#### GIVEN EXERCISE
Please quote the data word for word, starting at its first line and stopping after the line that contains "Text: (1): (1) xyxy=(216,37,224,42)".

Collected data
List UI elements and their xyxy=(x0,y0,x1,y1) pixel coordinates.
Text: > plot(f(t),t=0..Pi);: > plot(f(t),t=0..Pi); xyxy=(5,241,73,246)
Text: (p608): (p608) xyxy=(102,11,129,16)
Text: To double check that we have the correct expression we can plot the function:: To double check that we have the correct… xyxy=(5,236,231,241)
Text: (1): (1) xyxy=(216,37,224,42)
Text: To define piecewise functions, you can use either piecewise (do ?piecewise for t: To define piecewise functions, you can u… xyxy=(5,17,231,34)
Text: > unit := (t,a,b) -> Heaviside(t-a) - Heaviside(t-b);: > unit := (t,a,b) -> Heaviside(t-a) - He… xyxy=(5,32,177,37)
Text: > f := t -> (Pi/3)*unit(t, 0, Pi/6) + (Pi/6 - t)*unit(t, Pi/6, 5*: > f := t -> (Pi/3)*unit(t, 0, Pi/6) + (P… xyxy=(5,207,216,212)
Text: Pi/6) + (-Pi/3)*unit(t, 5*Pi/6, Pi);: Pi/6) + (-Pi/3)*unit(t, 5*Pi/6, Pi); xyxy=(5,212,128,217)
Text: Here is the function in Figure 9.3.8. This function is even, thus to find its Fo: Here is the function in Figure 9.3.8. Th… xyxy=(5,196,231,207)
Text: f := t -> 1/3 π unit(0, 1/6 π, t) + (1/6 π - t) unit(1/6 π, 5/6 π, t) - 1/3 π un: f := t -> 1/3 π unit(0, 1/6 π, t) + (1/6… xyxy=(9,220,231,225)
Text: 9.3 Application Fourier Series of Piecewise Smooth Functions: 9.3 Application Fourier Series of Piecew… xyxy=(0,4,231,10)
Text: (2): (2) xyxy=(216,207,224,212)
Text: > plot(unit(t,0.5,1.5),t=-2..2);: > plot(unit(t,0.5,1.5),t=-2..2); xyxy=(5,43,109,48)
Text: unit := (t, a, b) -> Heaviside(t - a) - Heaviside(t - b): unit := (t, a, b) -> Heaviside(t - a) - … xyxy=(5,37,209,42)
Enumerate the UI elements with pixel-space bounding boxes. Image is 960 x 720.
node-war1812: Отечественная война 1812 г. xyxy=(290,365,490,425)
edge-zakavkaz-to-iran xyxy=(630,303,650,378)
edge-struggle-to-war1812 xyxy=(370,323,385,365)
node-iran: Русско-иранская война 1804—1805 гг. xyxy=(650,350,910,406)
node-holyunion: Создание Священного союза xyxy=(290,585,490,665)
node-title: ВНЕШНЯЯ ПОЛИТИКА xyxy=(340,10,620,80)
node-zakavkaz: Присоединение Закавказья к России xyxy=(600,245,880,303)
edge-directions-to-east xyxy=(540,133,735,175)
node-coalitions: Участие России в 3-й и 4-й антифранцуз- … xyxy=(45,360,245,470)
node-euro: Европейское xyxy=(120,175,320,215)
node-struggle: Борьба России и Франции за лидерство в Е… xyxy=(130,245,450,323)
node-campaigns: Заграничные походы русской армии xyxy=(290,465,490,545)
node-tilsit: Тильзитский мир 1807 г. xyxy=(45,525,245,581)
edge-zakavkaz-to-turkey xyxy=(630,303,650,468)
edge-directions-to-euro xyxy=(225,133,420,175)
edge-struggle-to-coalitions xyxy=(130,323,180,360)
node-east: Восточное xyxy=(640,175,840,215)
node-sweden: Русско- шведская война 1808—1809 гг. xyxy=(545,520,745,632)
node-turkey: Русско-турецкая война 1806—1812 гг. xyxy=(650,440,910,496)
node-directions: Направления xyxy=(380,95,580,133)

#### RESULT
List UI elements and their xyxy=(x0,y0,x1,y1) pixel coordinates.
Text: > plot(f(t),t=0..Pi);: > plot(f(t),t=0..Pi); xyxy=(5,241,73,246)
Text: (p608): (p608) xyxy=(102,11,129,16)
Text: To double check that we have the correct expression we can plot the function:: To double check that we have the correct… xyxy=(5,236,231,241)
Text: (1): (1) xyxy=(216,37,224,42)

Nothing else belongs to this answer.